◆ **Prompt**
Wherever the word "cocineros" turns up in a line of the entries, copy that line.

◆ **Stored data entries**
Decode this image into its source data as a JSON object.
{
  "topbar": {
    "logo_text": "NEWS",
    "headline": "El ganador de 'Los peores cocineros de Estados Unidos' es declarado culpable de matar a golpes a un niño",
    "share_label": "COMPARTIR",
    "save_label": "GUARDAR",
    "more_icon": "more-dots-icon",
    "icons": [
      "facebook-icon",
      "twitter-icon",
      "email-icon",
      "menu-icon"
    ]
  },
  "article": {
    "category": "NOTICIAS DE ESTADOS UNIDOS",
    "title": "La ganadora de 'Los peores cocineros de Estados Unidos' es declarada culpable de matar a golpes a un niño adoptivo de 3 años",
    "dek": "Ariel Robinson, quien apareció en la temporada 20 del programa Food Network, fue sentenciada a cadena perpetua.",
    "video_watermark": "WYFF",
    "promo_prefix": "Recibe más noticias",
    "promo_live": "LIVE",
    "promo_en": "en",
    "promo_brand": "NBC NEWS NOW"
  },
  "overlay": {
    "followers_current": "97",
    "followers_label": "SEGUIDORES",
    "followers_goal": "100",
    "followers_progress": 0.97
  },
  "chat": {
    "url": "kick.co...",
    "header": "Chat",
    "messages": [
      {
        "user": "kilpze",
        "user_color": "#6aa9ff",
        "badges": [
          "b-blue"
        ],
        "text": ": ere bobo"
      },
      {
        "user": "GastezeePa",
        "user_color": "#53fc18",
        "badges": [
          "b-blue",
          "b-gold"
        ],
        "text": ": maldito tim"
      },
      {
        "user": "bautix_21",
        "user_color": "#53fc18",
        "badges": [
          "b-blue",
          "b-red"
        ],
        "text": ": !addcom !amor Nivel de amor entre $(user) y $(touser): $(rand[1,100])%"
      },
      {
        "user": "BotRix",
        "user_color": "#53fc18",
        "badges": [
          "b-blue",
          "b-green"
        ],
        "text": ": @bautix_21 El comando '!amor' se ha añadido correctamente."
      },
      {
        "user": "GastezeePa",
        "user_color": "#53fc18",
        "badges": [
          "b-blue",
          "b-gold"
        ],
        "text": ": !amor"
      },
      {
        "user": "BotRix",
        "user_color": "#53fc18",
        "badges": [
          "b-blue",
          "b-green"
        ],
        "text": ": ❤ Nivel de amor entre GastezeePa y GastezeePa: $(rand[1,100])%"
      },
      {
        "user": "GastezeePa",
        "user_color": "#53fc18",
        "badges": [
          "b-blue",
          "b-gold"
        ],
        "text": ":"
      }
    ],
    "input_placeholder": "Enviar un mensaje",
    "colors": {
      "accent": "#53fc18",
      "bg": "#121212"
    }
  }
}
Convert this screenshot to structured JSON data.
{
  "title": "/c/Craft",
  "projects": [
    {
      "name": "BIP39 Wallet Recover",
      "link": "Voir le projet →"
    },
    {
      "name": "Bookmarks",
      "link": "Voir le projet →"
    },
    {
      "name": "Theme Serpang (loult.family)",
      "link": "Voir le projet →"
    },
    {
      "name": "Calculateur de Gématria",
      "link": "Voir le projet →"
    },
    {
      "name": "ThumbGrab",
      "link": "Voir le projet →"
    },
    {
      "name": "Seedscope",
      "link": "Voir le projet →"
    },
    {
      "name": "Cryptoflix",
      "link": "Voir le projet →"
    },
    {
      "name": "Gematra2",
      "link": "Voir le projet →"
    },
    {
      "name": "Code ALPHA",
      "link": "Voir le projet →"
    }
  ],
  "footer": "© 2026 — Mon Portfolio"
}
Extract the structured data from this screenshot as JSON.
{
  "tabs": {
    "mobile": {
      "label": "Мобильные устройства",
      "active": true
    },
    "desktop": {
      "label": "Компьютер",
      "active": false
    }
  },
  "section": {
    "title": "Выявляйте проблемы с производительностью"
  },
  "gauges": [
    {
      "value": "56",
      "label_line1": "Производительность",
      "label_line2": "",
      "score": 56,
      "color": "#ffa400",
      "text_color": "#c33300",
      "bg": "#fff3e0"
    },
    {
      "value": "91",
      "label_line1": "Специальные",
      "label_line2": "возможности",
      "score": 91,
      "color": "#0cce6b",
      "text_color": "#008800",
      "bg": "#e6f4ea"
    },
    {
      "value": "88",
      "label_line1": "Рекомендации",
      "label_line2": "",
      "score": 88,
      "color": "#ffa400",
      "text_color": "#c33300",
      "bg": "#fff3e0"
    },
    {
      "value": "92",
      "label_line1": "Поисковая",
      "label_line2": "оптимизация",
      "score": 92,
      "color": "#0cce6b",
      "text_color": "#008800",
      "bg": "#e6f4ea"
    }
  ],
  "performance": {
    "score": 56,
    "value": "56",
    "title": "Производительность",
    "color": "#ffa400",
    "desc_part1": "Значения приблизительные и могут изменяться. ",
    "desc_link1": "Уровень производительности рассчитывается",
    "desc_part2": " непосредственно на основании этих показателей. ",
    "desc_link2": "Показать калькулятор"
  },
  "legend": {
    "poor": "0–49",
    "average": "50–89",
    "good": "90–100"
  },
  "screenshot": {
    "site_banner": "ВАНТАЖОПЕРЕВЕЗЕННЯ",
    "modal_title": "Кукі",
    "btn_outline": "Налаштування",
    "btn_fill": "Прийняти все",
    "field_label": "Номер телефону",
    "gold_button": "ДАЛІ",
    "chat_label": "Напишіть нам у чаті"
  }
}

◆ **Full output**
    "headline": "El ganador de 'Los peores cocineros de Estados Unidos' es declarado culpable de matar a golpes a un niño",
    "title": "La ganadora de 'Los peores cocineros de Estados Unidos' es declarada culpable de matar a golpes a un niño adoptivo de 3 años",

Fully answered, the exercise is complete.